__Job__: How many of the lines below contain "icon"? Answer with that number alone.

## Begin Data listing

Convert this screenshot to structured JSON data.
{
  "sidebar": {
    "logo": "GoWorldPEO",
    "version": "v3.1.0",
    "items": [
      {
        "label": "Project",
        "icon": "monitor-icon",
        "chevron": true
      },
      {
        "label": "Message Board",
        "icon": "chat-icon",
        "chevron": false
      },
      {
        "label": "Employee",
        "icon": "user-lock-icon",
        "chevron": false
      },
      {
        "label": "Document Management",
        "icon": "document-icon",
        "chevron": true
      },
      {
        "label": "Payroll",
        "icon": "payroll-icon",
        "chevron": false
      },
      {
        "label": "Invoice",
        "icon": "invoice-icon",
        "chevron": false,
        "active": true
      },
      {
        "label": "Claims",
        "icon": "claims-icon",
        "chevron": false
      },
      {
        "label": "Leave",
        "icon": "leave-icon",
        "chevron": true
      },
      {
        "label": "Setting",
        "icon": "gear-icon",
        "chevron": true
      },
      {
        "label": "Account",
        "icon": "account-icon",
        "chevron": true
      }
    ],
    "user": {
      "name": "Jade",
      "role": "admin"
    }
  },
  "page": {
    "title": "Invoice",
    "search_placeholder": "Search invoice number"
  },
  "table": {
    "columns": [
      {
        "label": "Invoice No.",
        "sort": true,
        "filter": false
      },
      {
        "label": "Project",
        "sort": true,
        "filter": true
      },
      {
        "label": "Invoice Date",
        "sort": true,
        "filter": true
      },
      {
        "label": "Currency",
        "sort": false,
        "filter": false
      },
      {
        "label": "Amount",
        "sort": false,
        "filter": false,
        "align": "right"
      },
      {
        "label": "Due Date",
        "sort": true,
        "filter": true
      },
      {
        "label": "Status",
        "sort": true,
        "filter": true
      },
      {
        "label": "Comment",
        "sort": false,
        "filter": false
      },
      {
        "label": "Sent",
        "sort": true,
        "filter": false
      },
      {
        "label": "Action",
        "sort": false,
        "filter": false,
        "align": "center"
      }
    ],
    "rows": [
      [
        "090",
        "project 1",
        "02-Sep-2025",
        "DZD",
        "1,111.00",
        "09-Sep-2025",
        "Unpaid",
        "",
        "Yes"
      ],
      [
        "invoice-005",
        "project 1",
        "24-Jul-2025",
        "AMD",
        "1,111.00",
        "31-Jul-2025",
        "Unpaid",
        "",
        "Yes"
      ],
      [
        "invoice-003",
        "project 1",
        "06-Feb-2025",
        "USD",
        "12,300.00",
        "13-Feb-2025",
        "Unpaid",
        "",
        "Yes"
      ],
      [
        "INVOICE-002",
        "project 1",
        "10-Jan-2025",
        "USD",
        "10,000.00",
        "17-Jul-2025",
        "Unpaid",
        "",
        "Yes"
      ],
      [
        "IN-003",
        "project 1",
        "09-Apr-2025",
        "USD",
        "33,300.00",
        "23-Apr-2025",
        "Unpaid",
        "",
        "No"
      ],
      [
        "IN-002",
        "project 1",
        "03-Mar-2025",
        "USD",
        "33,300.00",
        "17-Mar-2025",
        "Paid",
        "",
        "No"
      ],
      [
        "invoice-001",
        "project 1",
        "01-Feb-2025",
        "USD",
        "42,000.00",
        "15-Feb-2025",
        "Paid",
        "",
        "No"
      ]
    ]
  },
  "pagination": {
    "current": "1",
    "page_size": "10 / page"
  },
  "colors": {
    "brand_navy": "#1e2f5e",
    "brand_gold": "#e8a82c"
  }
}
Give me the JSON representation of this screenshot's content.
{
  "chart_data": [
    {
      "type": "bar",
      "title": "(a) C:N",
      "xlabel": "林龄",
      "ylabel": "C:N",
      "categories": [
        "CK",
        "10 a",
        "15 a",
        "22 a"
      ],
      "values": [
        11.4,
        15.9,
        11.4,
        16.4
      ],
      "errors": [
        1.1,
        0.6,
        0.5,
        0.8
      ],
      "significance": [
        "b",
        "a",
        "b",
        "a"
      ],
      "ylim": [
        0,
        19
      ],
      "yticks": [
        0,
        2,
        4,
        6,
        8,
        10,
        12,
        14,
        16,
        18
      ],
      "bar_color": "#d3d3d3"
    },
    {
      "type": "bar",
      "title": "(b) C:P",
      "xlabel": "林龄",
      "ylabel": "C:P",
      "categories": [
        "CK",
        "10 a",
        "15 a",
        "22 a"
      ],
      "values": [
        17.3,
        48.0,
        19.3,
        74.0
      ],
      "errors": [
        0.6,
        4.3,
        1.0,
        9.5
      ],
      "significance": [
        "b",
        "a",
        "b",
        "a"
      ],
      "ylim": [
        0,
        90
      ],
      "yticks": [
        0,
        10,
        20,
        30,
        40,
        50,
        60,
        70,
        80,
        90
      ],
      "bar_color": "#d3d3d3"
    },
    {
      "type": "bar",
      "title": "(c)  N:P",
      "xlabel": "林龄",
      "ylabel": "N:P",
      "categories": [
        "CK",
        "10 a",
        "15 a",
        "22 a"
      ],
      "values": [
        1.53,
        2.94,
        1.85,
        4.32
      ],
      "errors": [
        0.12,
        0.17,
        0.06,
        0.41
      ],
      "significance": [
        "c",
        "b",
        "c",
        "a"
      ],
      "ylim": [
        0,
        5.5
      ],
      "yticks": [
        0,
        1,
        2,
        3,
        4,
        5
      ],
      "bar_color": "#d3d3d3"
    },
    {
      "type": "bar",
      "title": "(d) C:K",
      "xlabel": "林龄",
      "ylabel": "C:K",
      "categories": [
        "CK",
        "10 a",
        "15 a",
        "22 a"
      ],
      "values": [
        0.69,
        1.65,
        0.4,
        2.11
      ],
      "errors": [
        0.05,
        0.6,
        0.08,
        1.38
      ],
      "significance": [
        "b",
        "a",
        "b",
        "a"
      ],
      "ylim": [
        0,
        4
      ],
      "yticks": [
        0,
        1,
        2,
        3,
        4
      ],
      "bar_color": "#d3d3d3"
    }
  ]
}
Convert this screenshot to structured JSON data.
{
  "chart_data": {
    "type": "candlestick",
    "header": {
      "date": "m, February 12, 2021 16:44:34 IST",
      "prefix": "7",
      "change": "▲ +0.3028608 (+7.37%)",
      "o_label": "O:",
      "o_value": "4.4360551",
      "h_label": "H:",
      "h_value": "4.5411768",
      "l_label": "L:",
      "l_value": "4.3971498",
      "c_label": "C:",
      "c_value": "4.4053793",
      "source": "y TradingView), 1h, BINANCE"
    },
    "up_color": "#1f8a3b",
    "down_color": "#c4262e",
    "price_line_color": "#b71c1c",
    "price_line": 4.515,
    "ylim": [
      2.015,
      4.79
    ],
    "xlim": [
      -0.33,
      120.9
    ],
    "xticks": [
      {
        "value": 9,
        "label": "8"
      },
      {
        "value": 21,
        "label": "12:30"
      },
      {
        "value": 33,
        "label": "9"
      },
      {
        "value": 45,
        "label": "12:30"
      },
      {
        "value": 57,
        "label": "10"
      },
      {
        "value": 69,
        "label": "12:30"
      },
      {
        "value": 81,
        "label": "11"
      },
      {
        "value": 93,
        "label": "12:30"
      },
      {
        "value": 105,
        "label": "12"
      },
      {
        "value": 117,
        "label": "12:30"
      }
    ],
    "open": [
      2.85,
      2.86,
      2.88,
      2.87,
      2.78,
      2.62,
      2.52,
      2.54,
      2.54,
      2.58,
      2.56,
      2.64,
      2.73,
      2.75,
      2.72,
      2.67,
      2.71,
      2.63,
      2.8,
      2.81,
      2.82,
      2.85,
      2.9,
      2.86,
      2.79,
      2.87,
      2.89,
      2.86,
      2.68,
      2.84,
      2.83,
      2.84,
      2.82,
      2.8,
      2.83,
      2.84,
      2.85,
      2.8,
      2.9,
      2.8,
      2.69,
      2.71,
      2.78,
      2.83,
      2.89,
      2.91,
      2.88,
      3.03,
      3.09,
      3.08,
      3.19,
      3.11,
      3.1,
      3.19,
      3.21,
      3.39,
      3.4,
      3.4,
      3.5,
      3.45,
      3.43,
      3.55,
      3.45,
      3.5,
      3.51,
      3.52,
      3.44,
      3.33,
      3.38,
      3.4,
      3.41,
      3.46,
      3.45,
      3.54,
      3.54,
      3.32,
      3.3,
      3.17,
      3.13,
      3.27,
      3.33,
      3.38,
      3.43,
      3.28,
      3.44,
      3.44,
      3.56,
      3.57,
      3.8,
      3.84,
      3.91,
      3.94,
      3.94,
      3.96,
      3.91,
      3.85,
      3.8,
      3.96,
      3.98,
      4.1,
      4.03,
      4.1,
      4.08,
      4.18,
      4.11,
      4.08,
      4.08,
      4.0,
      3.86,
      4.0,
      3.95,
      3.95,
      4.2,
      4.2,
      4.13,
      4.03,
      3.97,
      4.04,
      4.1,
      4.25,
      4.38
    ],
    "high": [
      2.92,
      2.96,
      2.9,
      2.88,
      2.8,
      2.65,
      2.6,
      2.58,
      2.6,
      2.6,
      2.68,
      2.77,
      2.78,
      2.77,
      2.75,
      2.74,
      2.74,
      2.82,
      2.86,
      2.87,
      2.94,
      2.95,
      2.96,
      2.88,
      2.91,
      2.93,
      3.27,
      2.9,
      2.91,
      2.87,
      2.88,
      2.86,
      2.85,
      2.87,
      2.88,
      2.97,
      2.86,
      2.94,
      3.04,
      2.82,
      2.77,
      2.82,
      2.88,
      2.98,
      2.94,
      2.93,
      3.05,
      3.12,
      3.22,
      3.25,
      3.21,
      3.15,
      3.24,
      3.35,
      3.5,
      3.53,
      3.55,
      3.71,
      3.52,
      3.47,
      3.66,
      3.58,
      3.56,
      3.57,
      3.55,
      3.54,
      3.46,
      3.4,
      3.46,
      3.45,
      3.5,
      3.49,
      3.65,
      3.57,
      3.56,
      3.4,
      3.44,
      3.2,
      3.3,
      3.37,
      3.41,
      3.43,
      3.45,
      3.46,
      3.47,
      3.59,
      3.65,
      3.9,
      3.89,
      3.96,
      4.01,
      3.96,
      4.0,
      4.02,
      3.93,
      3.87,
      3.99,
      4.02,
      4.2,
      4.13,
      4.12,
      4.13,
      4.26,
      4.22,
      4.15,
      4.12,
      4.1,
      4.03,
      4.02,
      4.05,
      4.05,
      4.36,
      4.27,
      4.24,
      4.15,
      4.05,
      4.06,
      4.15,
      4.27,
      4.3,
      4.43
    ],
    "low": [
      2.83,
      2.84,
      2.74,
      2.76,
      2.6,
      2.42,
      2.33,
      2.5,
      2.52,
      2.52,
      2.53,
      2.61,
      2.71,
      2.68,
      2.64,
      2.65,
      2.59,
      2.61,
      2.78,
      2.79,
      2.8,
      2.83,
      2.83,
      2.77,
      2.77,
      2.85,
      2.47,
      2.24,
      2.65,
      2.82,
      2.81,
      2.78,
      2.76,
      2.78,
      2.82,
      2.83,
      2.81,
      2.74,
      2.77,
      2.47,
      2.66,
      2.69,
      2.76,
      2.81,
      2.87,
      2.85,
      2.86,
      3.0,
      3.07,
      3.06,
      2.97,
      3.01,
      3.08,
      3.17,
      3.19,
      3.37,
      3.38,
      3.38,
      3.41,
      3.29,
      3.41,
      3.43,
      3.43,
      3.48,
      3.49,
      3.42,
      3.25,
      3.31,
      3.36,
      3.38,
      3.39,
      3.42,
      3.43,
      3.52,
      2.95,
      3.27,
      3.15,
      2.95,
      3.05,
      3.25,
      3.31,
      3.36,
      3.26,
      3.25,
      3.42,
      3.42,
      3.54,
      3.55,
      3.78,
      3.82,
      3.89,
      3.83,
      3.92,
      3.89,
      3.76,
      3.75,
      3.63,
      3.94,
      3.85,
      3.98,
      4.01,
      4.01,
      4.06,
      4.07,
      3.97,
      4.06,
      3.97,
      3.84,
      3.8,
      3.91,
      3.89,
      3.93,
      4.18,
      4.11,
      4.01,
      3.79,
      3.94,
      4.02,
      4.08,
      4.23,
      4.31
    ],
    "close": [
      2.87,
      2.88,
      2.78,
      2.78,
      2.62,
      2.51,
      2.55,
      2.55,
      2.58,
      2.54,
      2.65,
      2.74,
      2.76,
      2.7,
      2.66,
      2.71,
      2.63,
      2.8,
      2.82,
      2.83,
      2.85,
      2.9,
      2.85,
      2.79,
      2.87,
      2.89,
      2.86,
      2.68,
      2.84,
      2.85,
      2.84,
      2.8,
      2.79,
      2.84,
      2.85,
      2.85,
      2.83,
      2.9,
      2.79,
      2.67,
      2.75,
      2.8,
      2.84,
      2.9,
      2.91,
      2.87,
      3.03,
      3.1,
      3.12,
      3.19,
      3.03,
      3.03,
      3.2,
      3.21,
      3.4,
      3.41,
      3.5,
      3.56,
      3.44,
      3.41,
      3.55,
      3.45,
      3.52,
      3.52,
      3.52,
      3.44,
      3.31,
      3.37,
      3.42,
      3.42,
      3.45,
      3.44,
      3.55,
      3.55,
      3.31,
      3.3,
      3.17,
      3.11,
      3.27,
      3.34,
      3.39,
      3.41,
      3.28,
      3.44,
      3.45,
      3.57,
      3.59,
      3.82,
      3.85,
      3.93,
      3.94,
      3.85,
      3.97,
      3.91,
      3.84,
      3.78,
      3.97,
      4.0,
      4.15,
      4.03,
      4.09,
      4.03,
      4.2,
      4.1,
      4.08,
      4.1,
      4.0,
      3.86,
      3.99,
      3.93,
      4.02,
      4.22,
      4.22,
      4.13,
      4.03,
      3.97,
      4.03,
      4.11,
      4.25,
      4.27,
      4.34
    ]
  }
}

## End Data listing

__Output below__: 10